__Aufgabe 1__. Wobei unterstützte die Kammer laut dem Text über die Deutsch-Niederländische Handelskammer das Joint Venture zwischen TNO und TÜV Rheinland?
__Aufgabe 2__. Führe den Text über die Deutsch-Niederländische Handelskammer im Anschluss an seinen letzten Satz weiter.

Mein Netzwerk als Beraterin und Mentorin reicht von Sectie-C und dem Convention Bureau Brainport Eindhoven über Future by Diversity und Brainport Eindhoven bis zu 24 uur in bedrijf und Peracutus B.V. Zudem bin ich im Netzwerk SER Topvrouwen sowie in diversen Alumni Communities aktiv – darunter TNO, die Technische Universität Eindhoven und TMC. Dort bringe ich meine Erfahrungen und Kontakte ein, lerne Neues und verbinde Menschen und Organisationen, die sich sonst vielleicht nicht begegnet wären.
Deine Verbindung zur Deutsch-Niederländischen Handelskammer besteht schon lange. Wie hat sie begonnen und wie engagierst du dich heute?
Meine erste konkrete Verbindung entstand bereits vor rund 15 Jahren. Damals war ich am Aufbau eines Joint Ventures zwischen TNO in den Niederlanden und TÜV Rheinland in Deutschland beteiligt. Das Unternehmen war im Bereich der Fahrzeugsicherheit und automobiler Crashtests tätig. Die Kammer unterstützte uns bei der Rechtsberatung und der Lohnbuchhaltung. Dadurch habe ich schon früh erlebt, welchen praktischen Mehrwert die Kammer für grenzüberschreitend tätige Unternehmen bietet.
Seit 2022 bin ich Mitglied des Vorstands und bringe mich heute auf vielen Ebenen aktiv ein: bei Vorstandssitzungen, Unternehmer- und Inspirationsreisen nach Deutschland sowie bei Netzwerkveranstaltungen und weiteren Events. Für mich ist die Handelskammer daher weit mehr als ein Netzwerk, dem ich angehöre – ich möchte es aktiv mitgestalten.
Was macht die Deutsch-Niederländische Handelskammer aus deiner Sicht besonders wertvoll für ihre Mitglieder?

__Datenauszüge__.
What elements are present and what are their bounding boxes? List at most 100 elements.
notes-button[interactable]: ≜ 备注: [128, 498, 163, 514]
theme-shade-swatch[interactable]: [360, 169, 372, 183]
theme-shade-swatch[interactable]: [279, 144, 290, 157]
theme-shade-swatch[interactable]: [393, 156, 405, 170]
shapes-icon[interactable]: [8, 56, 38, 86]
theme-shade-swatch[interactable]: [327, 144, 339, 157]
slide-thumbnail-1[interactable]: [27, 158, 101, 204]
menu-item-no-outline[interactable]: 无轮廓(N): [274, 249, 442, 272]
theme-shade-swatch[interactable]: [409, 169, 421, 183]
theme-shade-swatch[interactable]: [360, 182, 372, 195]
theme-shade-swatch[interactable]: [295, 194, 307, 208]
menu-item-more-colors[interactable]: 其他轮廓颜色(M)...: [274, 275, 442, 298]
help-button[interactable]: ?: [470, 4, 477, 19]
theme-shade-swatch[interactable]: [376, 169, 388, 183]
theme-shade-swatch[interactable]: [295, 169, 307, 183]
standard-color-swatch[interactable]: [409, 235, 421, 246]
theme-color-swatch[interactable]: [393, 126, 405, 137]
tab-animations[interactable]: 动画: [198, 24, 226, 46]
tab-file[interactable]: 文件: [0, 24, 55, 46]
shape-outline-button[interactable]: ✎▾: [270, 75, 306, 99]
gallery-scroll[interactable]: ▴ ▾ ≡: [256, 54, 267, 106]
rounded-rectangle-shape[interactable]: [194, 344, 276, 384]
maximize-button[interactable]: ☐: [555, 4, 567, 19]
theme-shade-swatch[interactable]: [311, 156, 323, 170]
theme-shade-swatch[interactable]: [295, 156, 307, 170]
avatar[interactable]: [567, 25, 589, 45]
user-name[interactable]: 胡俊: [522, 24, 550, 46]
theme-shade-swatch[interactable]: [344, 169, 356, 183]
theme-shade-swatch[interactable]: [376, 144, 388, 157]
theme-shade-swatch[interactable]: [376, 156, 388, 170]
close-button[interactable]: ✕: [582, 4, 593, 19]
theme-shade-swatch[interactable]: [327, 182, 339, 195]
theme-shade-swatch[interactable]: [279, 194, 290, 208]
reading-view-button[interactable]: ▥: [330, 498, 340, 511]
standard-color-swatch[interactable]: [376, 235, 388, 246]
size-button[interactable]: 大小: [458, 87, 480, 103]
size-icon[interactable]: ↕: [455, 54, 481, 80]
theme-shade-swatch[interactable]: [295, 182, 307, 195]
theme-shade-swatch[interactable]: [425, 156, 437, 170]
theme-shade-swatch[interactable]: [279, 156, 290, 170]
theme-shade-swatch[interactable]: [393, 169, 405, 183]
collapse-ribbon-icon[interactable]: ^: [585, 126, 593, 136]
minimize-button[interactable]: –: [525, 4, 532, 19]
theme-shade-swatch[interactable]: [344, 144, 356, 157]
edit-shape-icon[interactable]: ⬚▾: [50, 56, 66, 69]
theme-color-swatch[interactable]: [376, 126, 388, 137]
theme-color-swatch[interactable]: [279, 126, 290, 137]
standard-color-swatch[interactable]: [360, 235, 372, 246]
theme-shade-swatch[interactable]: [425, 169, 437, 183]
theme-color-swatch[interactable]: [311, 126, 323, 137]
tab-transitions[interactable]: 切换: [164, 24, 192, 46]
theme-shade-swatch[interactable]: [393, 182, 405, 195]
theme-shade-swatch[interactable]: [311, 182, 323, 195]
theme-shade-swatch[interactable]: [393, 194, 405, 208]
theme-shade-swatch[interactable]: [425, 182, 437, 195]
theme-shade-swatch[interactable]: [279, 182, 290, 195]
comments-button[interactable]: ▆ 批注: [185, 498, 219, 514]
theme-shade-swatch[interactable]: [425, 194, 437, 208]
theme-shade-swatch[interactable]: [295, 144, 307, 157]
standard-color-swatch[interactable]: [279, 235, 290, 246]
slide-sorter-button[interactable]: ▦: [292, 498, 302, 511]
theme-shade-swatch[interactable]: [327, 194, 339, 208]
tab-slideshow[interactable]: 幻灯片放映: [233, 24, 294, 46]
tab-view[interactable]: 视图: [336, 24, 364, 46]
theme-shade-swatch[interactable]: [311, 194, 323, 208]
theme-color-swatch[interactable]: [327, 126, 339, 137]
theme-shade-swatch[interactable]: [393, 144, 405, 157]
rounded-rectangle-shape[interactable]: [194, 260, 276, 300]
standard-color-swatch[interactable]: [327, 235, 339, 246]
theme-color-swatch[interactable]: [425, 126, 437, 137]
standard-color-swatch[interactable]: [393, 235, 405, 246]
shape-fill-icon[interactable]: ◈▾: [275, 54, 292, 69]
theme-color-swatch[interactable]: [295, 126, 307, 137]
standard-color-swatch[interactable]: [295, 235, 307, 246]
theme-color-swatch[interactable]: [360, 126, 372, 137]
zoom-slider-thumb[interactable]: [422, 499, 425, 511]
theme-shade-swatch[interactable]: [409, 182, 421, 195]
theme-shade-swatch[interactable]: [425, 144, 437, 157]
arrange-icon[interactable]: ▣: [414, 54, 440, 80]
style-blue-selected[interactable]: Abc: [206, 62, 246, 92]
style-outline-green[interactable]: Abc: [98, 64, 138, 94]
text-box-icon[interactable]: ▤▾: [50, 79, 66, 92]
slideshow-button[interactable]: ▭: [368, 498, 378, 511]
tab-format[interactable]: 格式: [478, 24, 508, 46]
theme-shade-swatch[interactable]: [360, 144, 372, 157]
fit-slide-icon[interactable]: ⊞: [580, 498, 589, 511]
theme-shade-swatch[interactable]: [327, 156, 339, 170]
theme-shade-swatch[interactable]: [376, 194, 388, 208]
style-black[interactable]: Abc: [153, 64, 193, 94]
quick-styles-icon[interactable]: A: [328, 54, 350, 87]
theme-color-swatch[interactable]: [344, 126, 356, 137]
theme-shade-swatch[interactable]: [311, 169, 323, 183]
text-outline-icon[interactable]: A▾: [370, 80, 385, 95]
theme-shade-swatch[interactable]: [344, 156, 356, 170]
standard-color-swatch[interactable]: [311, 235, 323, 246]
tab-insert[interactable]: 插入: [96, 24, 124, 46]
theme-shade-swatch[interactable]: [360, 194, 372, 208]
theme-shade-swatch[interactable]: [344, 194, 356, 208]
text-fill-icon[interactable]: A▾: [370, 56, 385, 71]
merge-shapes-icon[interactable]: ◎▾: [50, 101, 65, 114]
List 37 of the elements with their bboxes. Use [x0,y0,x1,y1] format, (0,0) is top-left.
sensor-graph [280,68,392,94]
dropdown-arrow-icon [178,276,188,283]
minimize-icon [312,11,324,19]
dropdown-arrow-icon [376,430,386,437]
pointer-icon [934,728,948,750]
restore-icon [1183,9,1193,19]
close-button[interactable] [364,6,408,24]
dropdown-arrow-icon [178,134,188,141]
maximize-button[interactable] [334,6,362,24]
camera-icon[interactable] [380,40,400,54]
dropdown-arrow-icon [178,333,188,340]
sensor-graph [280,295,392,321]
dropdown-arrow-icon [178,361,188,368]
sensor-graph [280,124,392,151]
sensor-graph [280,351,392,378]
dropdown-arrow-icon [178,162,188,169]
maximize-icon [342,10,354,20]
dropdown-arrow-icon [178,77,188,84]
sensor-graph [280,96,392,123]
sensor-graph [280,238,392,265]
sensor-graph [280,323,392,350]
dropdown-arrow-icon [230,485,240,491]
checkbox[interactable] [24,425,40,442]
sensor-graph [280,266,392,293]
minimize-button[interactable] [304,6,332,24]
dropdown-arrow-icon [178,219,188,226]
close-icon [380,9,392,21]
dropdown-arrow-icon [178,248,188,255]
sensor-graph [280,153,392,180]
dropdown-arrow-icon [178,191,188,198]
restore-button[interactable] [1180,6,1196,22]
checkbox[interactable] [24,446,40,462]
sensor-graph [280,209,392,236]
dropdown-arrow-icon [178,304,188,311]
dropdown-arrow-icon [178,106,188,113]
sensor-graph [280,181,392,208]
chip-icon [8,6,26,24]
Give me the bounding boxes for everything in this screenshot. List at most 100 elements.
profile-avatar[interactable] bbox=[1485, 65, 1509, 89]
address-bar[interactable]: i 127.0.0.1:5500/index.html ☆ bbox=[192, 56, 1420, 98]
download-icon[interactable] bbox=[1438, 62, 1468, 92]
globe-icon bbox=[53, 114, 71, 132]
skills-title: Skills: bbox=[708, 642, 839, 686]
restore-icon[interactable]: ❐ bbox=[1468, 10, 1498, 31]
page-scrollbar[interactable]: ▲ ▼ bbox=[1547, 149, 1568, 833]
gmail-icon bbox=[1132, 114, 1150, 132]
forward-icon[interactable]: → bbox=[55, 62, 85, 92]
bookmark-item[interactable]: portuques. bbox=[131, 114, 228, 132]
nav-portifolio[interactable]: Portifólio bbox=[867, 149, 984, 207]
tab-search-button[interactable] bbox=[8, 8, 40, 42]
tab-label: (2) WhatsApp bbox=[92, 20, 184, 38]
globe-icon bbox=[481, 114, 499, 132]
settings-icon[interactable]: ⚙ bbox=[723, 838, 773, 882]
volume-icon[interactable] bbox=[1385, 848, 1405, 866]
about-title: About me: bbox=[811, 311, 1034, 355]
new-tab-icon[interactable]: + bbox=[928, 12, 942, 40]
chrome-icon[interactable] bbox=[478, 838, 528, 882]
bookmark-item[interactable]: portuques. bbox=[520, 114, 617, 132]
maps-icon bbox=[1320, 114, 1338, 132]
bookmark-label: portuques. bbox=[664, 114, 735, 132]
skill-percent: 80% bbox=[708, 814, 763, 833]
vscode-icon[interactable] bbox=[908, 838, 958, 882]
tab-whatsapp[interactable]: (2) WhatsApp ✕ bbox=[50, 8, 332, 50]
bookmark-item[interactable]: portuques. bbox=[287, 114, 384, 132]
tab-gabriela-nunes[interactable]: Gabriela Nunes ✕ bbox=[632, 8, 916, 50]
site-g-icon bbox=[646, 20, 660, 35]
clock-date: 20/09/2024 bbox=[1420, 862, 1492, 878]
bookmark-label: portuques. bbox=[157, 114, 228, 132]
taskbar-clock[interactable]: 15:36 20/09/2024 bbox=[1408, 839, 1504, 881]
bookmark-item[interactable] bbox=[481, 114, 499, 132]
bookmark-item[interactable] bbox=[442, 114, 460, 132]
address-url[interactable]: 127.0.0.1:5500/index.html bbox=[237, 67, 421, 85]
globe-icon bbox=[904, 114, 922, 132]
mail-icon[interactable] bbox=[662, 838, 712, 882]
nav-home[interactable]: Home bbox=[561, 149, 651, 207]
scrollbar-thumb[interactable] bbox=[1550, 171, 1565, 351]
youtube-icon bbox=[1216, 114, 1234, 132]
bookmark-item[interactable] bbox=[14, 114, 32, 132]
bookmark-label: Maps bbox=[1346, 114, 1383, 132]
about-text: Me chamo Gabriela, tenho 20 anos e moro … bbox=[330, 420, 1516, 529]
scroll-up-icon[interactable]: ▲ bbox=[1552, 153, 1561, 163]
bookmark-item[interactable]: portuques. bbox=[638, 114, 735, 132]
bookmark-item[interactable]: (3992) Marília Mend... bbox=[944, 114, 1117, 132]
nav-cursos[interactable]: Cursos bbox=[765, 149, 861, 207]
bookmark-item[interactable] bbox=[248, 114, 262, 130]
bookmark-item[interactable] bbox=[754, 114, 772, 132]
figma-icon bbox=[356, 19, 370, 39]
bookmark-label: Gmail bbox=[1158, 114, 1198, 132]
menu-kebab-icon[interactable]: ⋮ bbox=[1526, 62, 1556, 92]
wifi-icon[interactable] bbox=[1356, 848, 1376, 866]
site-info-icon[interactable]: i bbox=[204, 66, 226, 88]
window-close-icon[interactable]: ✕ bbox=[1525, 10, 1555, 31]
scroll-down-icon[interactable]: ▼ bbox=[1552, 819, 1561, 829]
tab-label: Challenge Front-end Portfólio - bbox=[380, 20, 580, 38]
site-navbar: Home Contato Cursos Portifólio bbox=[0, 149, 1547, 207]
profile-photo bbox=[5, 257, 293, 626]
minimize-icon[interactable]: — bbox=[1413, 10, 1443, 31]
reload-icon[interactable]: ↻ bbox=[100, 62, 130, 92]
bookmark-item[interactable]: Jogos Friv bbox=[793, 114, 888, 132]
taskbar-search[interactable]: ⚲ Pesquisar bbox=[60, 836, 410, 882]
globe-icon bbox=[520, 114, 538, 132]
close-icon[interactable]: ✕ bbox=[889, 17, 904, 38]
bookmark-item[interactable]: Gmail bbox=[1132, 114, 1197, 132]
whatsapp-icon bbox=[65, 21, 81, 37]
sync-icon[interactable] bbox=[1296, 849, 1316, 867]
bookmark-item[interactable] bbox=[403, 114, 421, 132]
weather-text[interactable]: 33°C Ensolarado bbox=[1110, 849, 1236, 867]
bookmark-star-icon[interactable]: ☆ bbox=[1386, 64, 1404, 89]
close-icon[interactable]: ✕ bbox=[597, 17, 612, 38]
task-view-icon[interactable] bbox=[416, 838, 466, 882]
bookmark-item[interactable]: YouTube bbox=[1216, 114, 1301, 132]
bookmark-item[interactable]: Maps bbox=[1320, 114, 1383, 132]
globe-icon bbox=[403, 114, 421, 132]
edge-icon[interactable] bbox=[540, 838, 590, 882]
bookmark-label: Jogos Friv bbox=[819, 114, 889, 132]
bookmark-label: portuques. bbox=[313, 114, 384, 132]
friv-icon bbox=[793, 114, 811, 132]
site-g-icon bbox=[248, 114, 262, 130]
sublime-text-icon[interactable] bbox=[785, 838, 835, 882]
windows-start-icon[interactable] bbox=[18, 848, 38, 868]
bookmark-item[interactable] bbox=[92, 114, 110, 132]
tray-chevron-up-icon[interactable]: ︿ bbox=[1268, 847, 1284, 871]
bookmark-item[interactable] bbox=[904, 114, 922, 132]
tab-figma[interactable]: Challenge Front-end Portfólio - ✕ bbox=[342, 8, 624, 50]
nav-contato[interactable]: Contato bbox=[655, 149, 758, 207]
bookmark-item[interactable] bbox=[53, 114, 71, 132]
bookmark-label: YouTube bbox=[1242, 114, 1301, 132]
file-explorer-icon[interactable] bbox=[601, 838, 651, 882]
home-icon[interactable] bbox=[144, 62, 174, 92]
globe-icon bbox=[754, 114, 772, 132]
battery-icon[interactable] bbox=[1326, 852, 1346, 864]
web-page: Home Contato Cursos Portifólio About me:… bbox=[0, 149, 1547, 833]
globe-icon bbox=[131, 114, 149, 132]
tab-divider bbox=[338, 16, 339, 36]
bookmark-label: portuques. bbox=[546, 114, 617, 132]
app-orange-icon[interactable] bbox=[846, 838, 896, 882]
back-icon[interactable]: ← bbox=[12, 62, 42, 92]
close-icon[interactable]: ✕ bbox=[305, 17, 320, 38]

__Antwort 1__. Bei der Rechtsberatung und der Lohnbuchhaltung.

__Antwort 2__.
Die Kammer öffnet Türen zu einem einzigartigen grenzüberschreitenden Netzwerk. Mitglieder erhalten Zugang zu Entscheidungsträgern und Unternehmen aus Deutschland und den Niederlanden und treffen auf Menschen, die ähnliche Interessen verfolgen, aber häufig ganz unterschiedliche Erfahrungen und Perspektiven mitbringen.
Das Veranstaltungsprogramm schafft immer wieder Impulse und Gelegenheiten zum persönlichen Austausch. Gleichzeitig bietet die AHK Niederlande aktuelle Informationen über wirtschaftliche Entwicklungen in Deutschland, den Niederlanden und Europa. Das hilft Unternehmen dabei, Veränderungen frühzeitig zu erkennen und neue Geschäftsmöglichkeiten zu erschließen.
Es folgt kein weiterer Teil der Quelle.